WORK TO COMPLETE:
Write out each entry, exactly the way it appears.

Stored data
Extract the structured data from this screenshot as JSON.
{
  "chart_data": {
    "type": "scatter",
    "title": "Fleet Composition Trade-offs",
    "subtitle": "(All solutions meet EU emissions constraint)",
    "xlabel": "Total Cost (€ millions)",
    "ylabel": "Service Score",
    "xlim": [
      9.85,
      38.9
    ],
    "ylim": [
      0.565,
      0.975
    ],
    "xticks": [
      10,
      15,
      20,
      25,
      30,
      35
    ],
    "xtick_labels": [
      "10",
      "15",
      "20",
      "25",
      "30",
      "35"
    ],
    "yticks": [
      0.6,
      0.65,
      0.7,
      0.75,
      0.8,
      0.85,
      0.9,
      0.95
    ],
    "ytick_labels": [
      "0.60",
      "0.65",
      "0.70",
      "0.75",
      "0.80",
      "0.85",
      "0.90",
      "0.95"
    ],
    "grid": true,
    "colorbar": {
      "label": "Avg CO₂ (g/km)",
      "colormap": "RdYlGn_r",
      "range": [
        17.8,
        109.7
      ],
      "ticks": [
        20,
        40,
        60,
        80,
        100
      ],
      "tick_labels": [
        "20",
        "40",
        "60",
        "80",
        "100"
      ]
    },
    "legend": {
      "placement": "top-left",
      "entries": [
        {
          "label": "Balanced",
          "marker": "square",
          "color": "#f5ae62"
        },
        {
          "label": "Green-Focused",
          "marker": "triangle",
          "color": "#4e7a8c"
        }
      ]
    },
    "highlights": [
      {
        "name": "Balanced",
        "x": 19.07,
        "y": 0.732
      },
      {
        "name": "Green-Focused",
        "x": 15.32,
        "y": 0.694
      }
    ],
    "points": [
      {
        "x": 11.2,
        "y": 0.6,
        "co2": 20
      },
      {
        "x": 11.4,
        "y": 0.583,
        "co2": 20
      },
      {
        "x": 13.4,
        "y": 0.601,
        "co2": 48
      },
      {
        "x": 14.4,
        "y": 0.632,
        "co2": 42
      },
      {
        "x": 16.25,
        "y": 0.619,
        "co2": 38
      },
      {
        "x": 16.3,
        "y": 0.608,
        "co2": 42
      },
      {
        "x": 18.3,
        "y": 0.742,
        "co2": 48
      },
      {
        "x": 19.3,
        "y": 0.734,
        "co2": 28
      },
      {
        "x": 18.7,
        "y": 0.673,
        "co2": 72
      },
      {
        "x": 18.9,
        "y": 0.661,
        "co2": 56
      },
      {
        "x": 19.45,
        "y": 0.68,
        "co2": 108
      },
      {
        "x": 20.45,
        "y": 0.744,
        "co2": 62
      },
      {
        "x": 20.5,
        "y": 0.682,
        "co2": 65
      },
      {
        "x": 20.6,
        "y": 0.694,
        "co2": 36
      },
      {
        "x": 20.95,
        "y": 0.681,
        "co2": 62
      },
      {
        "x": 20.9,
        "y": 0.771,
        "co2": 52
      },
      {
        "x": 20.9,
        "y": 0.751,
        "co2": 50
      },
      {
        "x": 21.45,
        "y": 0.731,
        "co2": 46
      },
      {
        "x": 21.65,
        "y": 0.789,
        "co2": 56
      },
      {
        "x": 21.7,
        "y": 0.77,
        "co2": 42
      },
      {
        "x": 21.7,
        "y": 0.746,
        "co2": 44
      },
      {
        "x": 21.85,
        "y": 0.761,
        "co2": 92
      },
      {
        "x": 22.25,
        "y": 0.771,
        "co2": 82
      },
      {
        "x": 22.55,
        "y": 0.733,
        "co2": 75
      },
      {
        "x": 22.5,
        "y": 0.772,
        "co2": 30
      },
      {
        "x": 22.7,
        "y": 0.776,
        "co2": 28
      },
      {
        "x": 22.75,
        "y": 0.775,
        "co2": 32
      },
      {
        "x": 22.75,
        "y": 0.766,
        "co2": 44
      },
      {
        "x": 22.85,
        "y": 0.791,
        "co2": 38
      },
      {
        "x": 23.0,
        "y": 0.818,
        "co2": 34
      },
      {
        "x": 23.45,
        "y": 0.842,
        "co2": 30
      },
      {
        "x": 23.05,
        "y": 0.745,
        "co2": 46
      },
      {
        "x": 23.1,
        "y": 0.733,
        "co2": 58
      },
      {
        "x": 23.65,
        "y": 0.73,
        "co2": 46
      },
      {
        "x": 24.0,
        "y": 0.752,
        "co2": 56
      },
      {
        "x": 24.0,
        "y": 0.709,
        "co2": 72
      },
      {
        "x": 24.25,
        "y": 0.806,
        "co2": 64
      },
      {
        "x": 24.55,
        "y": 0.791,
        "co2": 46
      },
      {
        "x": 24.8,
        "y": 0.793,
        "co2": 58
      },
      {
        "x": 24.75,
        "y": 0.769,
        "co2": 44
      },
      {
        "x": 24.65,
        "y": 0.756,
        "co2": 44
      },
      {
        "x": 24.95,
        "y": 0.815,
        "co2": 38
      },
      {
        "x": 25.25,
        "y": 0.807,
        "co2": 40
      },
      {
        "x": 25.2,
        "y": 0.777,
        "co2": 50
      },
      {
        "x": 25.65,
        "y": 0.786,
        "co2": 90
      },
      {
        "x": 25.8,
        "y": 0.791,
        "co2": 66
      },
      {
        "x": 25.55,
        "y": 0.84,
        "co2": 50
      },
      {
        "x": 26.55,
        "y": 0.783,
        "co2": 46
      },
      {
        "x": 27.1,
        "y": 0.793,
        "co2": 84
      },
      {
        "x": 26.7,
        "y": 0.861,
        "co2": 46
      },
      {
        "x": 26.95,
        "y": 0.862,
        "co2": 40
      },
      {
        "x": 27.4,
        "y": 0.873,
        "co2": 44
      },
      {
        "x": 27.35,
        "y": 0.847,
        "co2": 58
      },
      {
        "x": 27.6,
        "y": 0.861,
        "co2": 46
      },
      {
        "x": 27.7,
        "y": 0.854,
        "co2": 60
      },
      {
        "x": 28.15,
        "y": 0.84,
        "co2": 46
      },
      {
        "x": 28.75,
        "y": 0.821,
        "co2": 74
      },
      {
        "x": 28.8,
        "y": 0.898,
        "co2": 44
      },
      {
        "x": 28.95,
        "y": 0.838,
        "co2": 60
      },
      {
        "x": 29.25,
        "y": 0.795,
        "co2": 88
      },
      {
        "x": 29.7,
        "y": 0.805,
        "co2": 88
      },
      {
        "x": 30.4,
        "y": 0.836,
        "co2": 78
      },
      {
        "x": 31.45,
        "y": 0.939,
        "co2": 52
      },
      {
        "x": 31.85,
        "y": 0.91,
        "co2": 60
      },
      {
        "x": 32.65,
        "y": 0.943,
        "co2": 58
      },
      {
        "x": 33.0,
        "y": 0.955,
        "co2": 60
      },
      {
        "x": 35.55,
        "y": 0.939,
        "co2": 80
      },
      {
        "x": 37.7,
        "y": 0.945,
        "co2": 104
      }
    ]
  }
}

SOLUTION FOR THIS PROBLEM:
Extract the structured data from this screenshot as JSON.
{
  "chart_data": {
    "type": "scatter",
    "title": "Fleet Composition Trade-offs",
    "subtitle": "(All solutions meet EU emissions constraint)",
    "xlabel": "Total Cost (€ millions)",
    "ylabel": "Service Score",
    "xlim": [
      9.85,
      38.9
    ],
    "ylim": [
      0.565,
      0.975
    ],
    "xticks": [
      10,
      15,
      20,
      25,
      30,
      35
    ],
    "xtick_labels": [
      "10",
      "15",
      "20",
      "25",
      "30",
      "35"
    ],
    "yticks": [
      0.6,
      0.65,
      0.7,
      0.75,
      0.8,
      0.85,
      0.9,
      0.95
    ],
    "ytick_labels": [
      "0.60",
      "0.65",
      "0.70",
      "0.75",
      "0.80",
      "0.85",
      "0.90",
      "0.95"
    ],
    "grid": true,
    "colorbar": {
      "label": "Avg CO₂ (g/km)",
      "colormap": "RdYlGn_r",
      "range": [
        17.8,
        109.7
      ],
      "ticks": [
        20,
        40,
        60,
        80,
        100
      ],
      "tick_labels": [
        "20",
        "40",
        "60",
        "80",
        "100"
      ]
    },
    "legend": {
      "placement": "top-left",
      "entries": [
        {
          "label": "Balanced",
          "marker": "square",
          "color": "#f5ae62"
        },
        {
          "label": "Green-Focused",
          "marker": "triangle",
          "color": "#4e7a8c"
        }
      ]
    },
    "highlights": [
      {
        "name": "Balanced",
        "x": 19.07,
        "y": 0.732
      },
      {
        "name": "Green-Focused",
        "x": 15.32,
        "y": 0.694
      }
    ],
    "points": [
      {
        "x": 11.2,
        "y": 0.6,
        "co2": 20
      },
      {
        "x": 11.4,
        "y": 0.583,
        "co2": 20
      },
      {
        "x": 13.4,
        "y": 0.601,
        "co2": 48
      },
      {
        "x": 14.4,
        "y": 0.632,
        "co2": 42
      },
      {
        "x": 16.25,
        "y": 0.619,
        "co2": 38
      },
      {
        "x": 16.3,
        "y": 0.608,
        "co2": 42
      },
      {
        "x": 18.3,
        "y": 0.742,
        "co2": 48
      },
      {
        "x": 19.3,
        "y": 0.734,
        "co2": 28
      },
      {
        "x": 18.7,
        "y": 0.673,
        "co2": 72
      },
      {
        "x": 18.9,
        "y": 0.661,
        "co2": 56
      },
      {
        "x": 19.45,
        "y": 0.68,
        "co2": 108
      },
      {
        "x": 20.45,
        "y": 0.744,
        "co2": 62
      },
      {
        "x": 20.5,
        "y": 0.682,
        "co2": 65
      },
      {
        "x": 20.6,
        "y": 0.694,
        "co2": 36
      },
      {
        "x": 20.95,
        "y": 0.681,
        "co2": 62
      },
      {
        "x": 20.9,
        "y": 0.771,
        "co2": 52
      },
      {
        "x": 20.9,
        "y": 0.751,
        "co2": 50
      },
      {
        "x": 21.45,
        "y": 0.731,
        "co2": 46
      },
      {
        "x": 21.65,
        "y": 0.789,
        "co2": 56
      },
      {
        "x": 21.7,
        "y": 0.77,
        "co2": 42
      },
      {
        "x": 21.7,
        "y": 0.746,
        "co2": 44
      },
      {
        "x": 21.85,
        "y": 0.761,
        "co2": 92
      },
      {
        "x": 22.25,
        "y": 0.771,
        "co2": 82
      },
      {
        "x": 22.55,
        "y": 0.733,
        "co2": 75
      },
      {
        "x": 22.5,
        "y": 0.772,
        "co2": 30
      },
      {
        "x": 22.7,
        "y": 0.776,
        "co2": 28
      },
      {
        "x": 22.75,
        "y": 0.775,
        "co2": 32
      },
      {
        "x": 22.75,
        "y": 0.766,
        "co2": 44
      },
      {
        "x": 22.85,
        "y": 0.791,
        "co2": 38
      },
      {
        "x": 23.0,
        "y": 0.818,
        "co2": 34
      },
      {
        "x": 23.45,
        "y": 0.842,
        "co2": 30
      },
      {
        "x": 23.05,
        "y": 0.745,
        "co2": 46
      },
      {
        "x": 23.1,
        "y": 0.733,
        "co2": 58
      },
      {
        "x": 23.65,
        "y": 0.73,
        "co2": 46
      },
      {
        "x": 24.0,
        "y": 0.752,
        "co2": 56
      },
      {
        "x": 24.0,
        "y": 0.709,
        "co2": 72
      },
      {
        "x": 24.25,
        "y": 0.806,
        "co2": 64
      },
      {
        "x": 24.55,
        "y": 0.791,
        "co2": 46
      },
      {
        "x": 24.8,
        "y": 0.793,
        "co2": 58
      },
      {
        "x": 24.75,
        "y": 0.769,
        "co2": 44
      },
      {
        "x": 24.65,
        "y": 0.756,
        "co2": 44
      },
      {
        "x": 24.95,
        "y": 0.815,
        "co2": 38
      },
      {
        "x": 25.25,
        "y": 0.807,
        "co2": 40
      },
      {
        "x": 25.2,
        "y": 0.777,
        "co2": 50
      },
      {
        "x": 25.65,
        "y": 0.786,
        "co2": 90
      },
      {
        "x": 25.8,
        "y": 0.791,
        "co2": 66
      },
      {
        "x": 25.55,
        "y": 0.84,
        "co2": 50
      },
      {
        "x": 26.55,
        "y": 0.783,
        "co2": 46
      },
      {
        "x": 27.1,
        "y": 0.793,
        "co2": 84
      },
      {
        "x": 26.7,
        "y": 0.861,
        "co2": 46
      },
      {
        "x": 26.95,
        "y": 0.862,
        "co2": 40
      },
      {
        "x": 27.4,
        "y": 0.873,
        "co2": 44
      },
      {
        "x": 27.35,
        "y": 0.847,
        "co2": 58
      },
      {
        "x": 27.6,
        "y": 0.861,
        "co2": 46
      },
      {
        "x": 27.7,
        "y": 0.854,
        "co2": 60
      },
      {
        "x": 28.15,
        "y": 0.84,
        "co2": 46
      },
      {
        "x": 28.75,
        "y": 0.821,
        "co2": 74
      },
      {
        "x": 28.8,
        "y": 0.898,
        "co2": 44
      },
      {
        "x": 28.95,
        "y": 0.838,
        "co2": 60
      },
      {
        "x": 29.25,
        "y": 0.795,
        "co2": 88
      },
      {
        "x": 29.7,
        "y": 0.805,
        "co2": 88
      },
      {
        "x": 30.4,
        "y": 0.836,
        "co2": 78
      },
      {
        "x": 31.45,
        "y": 0.939,
        "co2": 52
      },
      {
        "x": 31.85,
        "y": 0.91,
        "co2": 60
      },
      {
        "x": 32.65,
        "y": 0.943,
        "co2": 58
      },
      {
        "x": 33.0,
        "y": 0.955,
        "co2": 60
      },
      {
        "x": 35.55,
        "y": 0.939,
        "co2": 80
      },
      {
        "x": 37.7,
        "y": 0.945,
        "co2": 104
      }
    ]
  }
}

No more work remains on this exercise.